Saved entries

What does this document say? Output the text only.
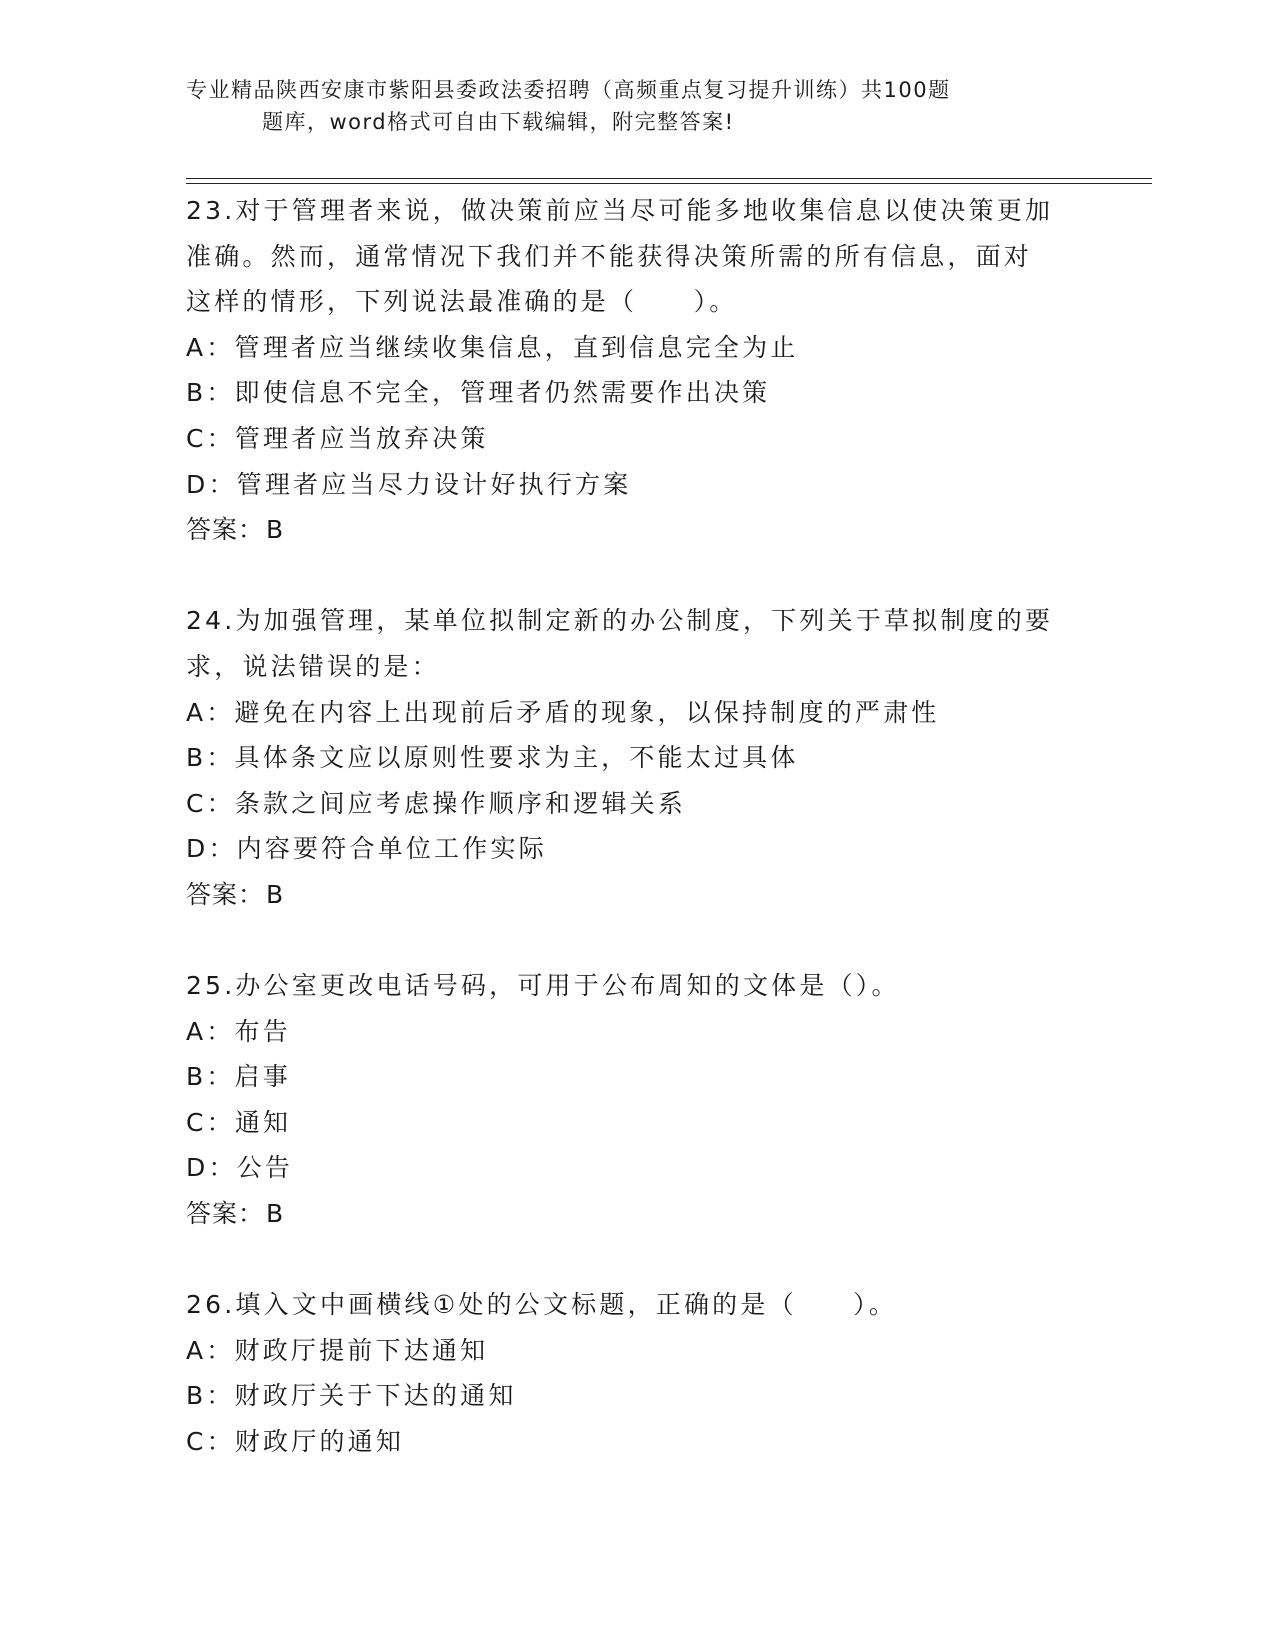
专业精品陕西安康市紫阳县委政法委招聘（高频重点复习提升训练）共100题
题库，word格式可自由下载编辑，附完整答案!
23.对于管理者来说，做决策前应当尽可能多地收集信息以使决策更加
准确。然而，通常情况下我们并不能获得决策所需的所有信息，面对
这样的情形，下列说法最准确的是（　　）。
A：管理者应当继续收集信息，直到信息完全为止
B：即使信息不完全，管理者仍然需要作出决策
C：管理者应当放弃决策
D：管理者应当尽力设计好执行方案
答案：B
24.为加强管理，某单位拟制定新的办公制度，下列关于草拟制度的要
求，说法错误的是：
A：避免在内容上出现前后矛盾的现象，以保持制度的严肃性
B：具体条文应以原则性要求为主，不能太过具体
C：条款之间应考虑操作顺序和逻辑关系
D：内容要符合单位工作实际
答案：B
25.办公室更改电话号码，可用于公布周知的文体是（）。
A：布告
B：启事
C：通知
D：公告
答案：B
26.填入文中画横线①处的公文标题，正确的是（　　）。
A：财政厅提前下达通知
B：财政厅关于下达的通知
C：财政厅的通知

» **Set exercise**
Every line of the data should be copied as it stands, without the images.

» **Full response**
What does this document say? Output the text only.
专业精品陕西安康市紫阳县委政法委招聘（高频重点复习提升训练）共100题
题库，word格式可自由下载编辑，附完整答案!
23.对于管理者来说，做决策前应当尽可能多地收集信息以使决策更加
准确。然而，通常情况下我们并不能获得决策所需的所有信息，面对
这样的情形，下列说法最准确的是（　　）。
A：管理者应当继续收集信息，直到信息完全为止
B：即使信息不完全，管理者仍然需要作出决策
C：管理者应当放弃决策
D：管理者应当尽力设计好执行方案
答案：B
24.为加强管理，某单位拟制定新的办公制度，下列关于草拟制度的要
求，说法错误的是：
A：避免在内容上出现前后矛盾的现象，以保持制度的严肃性
B：具体条文应以原则性要求为主，不能太过具体
C：条款之间应考虑操作顺序和逻辑关系
D：内容要符合单位工作实际
答案：B
25.办公室更改电话号码，可用于公布周知的文体是（）。
A：布告
B：启事
C：通知
D：公告
答案：B
26.填入文中画横线①处的公文标题，正确的是（　　）。
A：财政厅提前下达通知
B：财政厅关于下达的通知
C：财政厅的通知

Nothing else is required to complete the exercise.